▼▼▼

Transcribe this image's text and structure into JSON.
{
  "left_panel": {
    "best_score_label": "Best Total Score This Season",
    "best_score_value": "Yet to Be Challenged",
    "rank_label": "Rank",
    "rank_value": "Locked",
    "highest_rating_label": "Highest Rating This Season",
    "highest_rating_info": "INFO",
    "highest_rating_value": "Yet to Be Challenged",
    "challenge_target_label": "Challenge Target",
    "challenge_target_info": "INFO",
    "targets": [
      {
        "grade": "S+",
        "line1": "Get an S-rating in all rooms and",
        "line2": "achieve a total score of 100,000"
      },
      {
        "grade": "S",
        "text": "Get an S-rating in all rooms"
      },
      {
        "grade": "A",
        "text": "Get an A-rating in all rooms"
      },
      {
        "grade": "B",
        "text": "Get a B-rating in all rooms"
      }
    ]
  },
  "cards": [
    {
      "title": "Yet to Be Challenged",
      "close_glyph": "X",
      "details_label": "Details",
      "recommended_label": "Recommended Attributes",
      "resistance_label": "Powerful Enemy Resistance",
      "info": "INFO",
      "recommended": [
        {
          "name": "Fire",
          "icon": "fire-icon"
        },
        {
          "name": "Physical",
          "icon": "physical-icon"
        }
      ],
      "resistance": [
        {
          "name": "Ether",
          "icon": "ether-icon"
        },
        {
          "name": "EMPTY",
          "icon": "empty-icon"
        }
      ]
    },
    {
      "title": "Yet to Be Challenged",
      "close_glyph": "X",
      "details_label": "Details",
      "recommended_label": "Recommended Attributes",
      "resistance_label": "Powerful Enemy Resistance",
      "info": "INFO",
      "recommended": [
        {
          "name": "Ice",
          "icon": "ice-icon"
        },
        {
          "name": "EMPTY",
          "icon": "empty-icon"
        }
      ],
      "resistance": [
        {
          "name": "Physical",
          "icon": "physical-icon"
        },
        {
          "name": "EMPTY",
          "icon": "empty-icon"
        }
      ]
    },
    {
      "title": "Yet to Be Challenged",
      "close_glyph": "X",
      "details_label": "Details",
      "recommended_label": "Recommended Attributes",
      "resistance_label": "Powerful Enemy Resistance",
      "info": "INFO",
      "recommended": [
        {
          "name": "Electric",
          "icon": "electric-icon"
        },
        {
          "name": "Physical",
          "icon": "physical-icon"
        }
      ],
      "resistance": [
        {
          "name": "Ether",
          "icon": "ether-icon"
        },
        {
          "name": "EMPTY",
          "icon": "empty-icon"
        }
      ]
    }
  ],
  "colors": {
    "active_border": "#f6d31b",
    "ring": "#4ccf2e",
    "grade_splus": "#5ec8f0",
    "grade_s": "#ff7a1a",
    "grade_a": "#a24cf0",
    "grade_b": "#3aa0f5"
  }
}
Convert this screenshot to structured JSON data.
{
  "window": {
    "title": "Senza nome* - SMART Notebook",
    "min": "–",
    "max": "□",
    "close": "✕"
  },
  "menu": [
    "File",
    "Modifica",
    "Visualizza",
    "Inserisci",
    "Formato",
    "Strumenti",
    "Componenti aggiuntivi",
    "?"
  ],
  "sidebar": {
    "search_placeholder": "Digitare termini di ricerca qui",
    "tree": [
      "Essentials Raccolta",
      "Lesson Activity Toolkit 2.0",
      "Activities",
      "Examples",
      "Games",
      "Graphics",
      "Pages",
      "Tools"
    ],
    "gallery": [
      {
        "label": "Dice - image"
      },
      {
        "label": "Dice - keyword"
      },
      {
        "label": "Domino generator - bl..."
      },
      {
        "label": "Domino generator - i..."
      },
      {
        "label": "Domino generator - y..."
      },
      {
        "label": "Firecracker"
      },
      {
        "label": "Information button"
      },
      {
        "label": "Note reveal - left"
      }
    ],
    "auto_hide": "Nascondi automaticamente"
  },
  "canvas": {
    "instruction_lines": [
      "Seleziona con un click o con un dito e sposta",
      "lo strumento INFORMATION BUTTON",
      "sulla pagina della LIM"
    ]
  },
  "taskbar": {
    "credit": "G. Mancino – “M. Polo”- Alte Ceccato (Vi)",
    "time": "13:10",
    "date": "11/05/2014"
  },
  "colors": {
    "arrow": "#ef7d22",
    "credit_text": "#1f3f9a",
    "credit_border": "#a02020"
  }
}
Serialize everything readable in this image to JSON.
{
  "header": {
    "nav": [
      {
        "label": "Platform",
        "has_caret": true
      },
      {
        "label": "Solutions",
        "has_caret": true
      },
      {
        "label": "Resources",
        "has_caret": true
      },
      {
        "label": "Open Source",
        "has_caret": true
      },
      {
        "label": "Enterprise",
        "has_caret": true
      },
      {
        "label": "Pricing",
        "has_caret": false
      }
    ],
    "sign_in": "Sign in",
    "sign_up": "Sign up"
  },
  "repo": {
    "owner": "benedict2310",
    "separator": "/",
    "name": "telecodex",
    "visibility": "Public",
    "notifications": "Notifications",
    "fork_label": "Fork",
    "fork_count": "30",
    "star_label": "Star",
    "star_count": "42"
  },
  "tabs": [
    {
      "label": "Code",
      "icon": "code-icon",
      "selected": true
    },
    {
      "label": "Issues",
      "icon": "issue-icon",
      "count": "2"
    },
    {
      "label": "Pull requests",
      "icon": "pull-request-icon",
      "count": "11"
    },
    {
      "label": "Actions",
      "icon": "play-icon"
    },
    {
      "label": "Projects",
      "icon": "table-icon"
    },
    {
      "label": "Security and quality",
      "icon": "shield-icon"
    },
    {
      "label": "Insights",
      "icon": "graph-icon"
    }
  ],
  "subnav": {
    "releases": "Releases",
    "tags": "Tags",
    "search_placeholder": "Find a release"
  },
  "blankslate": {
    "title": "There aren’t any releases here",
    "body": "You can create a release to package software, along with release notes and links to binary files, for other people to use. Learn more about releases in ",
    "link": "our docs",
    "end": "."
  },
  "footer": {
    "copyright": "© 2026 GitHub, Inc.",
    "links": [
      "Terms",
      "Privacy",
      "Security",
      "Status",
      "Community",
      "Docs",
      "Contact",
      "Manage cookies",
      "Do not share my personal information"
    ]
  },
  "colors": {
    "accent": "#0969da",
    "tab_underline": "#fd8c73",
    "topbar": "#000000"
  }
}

▲▲▲

** Work instructions **
From the listing above, extract every line exactly as it stands.

** Worked solution **
Transcribe this image's text and structure into JSON.
{
  "left_panel": {
    "best_score_label": "Best Total Score This Season",
    "best_score_value": "Yet to Be Challenged",
    "rank_label": "Rank",
    "rank_value": "Locked",
    "highest_rating_label": "Highest Rating This Season",
    "highest_rating_info": "INFO",
    "highest_rating_value": "Yet to Be Challenged",
    "challenge_target_label": "Challenge Target",
    "challenge_target_info": "INFO",
    "targets": [
      {
        "grade": "S+",
        "line1": "Get an S-rating in all rooms and",
        "line2": "achieve a total score of 100,000"
      },
      {
        "grade": "S",
        "text": "Get an S-rating in all rooms"
      },
      {
        "grade": "A",
        "text": "Get an A-rating in all rooms"
      },
      {
        "grade": "B",
        "text": "Get a B-rating in all rooms"
      }
    ]
  },
  "cards": [
    {
      "title": "Yet to Be Challenged",
      "close_glyph": "X",
      "details_label": "Details",
      "recommended_label": "Recommended Attributes",
      "resistance_label": "Powerful Enemy Resistance",
      "info": "INFO",
      "recommended": [
        {
          "name": "Fire",
          "icon": "fire-icon"
        },
        {
          "name": "Physical",
          "icon": "physical-icon"
        }
      ],
      "resistance": [
        {
          "name": "Ether",
          "icon": "ether-icon"
        },
        {
          "name": "EMPTY",
          "icon": "empty-icon"
        }
      ]
    },
    {
      "title": "Yet to Be Challenged",
      "close_glyph": "X",
      "details_label": "Details",
      "recommended_label": "Recommended Attributes",
      "resistance_label": "Powerful Enemy Resistance",
      "info": "INFO",
      "recommended": [
        {
          "name": "Ice",
          "icon": "ice-icon"
        },
        {
          "name": "EMPTY",
          "icon": "empty-icon"
        }
      ],
      "resistance": [
        {
          "name": "Physical",
          "icon": "physical-icon"
        },
        {
          "name": "EMPTY",
          "icon": "empty-icon"
        }
      ]
    },
    {
      "title": "Yet to Be Challenged",
      "close_glyph": "X",
      "details_label": "Details",
      "recommended_label": "Recommended Attributes",
      "resistance_label": "Powerful Enemy Resistance",
      "info": "INFO",
      "recommended": [
        {
          "name": "Electric",
          "icon": "electric-icon"
        },
        {
          "name": "Physical",
          "icon": "physical-icon"
        }
      ],
      "resistance": [
        {
          "name": "Ether",
          "icon": "ether-icon"
        },
        {
          "name": "EMPTY",
          "icon": "empty-icon"
        }
      ]
    }
  ],
  "colors": {
    "active_border": "#f6d31b",
    "ring": "#4ccf2e",
    "grade_splus": "#5ec8f0",
    "grade_s": "#ff7a1a",
    "grade_a": "#a24cf0",
    "grade_b": "#3aa0f5"
  }
}
Convert this screenshot to structured JSON data.
{
  "window": {
    "title": "Senza nome* - SMART Notebook",
    "min": "–",
    "max": "□",
    "close": "✕"
  },
  "menu": [
    "File",
    "Modifica",
    "Visualizza",
    "Inserisci",
    "Formato",
    "Strumenti",
    "Componenti aggiuntivi",
    "?"
  ],
  "sidebar": {
    "search_placeholder": "Digitare termini di ricerca qui",
    "tree": [
      "Essentials Raccolta",
      "Lesson Activity Toolkit 2.0",
      "Activities",
      "Examples",
      "Games",
      "Graphics",
      "Pages",
      "Tools"
    ],
    "gallery": [
      {
        "label": "Dice - image"
      },
      {
        "label": "Dice - keyword"
      },
      {
        "label": "Domino generator - bl..."
      },
      {
        "label": "Domino generator - i..."
      },
      {
        "label": "Domino generator - y..."
      },
      {
        "label": "Firecracker"
      },
      {
        "label": "Information button"
      },
      {
        "label": "Note reveal - left"
      }
    ],
    "auto_hide": "Nascondi automaticamente"
  },
  "canvas": {
    "instruction_lines": [
      "Seleziona con un click o con un dito e sposta",
      "lo strumento INFORMATION BUTTON",
      "sulla pagina della LIM"
    ]
  },
  "taskbar": {
    "credit": "G. Mancino – “M. Polo”- Alte Ceccato (Vi)",
    "time": "13:10",
    "date": "11/05/2014"
  },
  "colors": {
    "arrow": "#ef7d22",
    "credit_text": "#1f3f9a",
    "credit_border": "#a02020"
  }
}
Serialize everything readable in this image to JSON.
{
  "header": {
    "nav": [
      {
        "label": "Platform",
        "has_caret": true
      },
      {
        "label": "Solutions",
        "has_caret": true
      },
      {
        "label": "Resources",
        "has_caret": true
      },
      {
        "label": "Open Source",
        "has_caret": true
      },
      {
        "label": "Enterprise",
        "has_caret": true
      },
      {
        "label": "Pricing",
        "has_caret": false
      }
    ],
    "sign_in": "Sign in",
    "sign_up": "Sign up"
  },
  "repo": {
    "owner": "benedict2310",
    "separator": "/",
    "name": "telecodex",
    "visibility": "Public",
    "notifications": "Notifications",
    "fork_label": "Fork",
    "fork_count": "30",
    "star_label": "Star",
    "star_count": "42"
  },
  "tabs": [
    {
      "label": "Code",
      "icon": "code-icon",
      "selected": true
    },
    {
      "label": "Issues",
      "icon": "issue-icon",
      "count": "2"
    },
    {
      "label": "Pull requests",
      "icon": "pull-request-icon",
      "count": "11"
    },
    {
      "label": "Actions",
      "icon": "play-icon"
    },
    {
      "label": "Projects",
      "icon": "table-icon"
    },
    {
      "label": "Security and quality",
      "icon": "shield-icon"
    },
    {
      "label": "Insights",
      "icon": "graph-icon"
    }
  ],
  "subnav": {
    "releases": "Releases",
    "tags": "Tags",
    "search_placeholder": "Find a release"
  },
  "blankslate": {
    "title": "There aren’t any releases here",
    "body": "You can create a release to package software, along with release notes and links to binary files, for other people to use. Learn more about releases in ",
    "link": "our docs",
    "end": "."
  },
  "footer": {
    "copyright": "© 2026 GitHub, Inc.",
    "links": [
      "Terms",
      "Privacy",
      "Security",
      "Status",
      "Community",
      "Docs",
      "Contact",
      "Manage cookies",
      "Do not share my personal information"
    ]
  },
  "colors": {
    "accent": "#0969da",
    "tab_underline": "#fd8c73",
    "topbar": "#000000"
  }
}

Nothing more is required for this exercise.